What to produce - Return each line of the listing that contains the string "mail".

══════════

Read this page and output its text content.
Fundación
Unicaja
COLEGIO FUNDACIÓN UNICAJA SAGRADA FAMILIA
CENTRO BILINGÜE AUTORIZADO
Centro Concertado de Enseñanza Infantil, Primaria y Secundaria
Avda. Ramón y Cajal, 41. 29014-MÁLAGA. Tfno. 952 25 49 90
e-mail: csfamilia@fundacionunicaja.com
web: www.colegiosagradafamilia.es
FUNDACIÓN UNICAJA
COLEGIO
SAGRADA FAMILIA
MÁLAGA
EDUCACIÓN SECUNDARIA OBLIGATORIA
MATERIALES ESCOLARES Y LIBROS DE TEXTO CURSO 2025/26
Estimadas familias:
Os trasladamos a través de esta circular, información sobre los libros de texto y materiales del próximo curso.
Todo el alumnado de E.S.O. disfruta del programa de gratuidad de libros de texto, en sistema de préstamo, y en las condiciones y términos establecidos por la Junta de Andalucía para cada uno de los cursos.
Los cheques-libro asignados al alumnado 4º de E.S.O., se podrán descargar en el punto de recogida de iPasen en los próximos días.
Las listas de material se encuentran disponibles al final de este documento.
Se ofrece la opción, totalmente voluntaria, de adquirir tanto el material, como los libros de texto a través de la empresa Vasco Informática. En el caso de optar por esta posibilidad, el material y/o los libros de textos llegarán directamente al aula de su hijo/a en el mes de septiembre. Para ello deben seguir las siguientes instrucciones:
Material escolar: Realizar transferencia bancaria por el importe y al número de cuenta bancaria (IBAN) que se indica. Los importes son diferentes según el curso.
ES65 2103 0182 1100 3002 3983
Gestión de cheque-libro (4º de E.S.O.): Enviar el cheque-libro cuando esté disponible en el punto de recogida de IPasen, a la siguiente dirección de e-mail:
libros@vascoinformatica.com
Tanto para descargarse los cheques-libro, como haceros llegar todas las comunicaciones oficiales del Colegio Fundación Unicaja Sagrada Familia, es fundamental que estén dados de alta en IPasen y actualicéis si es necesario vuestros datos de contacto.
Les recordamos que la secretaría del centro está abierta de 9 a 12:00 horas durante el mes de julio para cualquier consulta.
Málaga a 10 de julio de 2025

══════════

Task output -
e-mail: csfamilia@fundacionunicaja.com
Gestión de cheque-libro (4º de E.S.O.): Enviar el cheque-libro cuando esté disponible en el punto de recogida de IPasen, a la siguiente dirección de e-mail:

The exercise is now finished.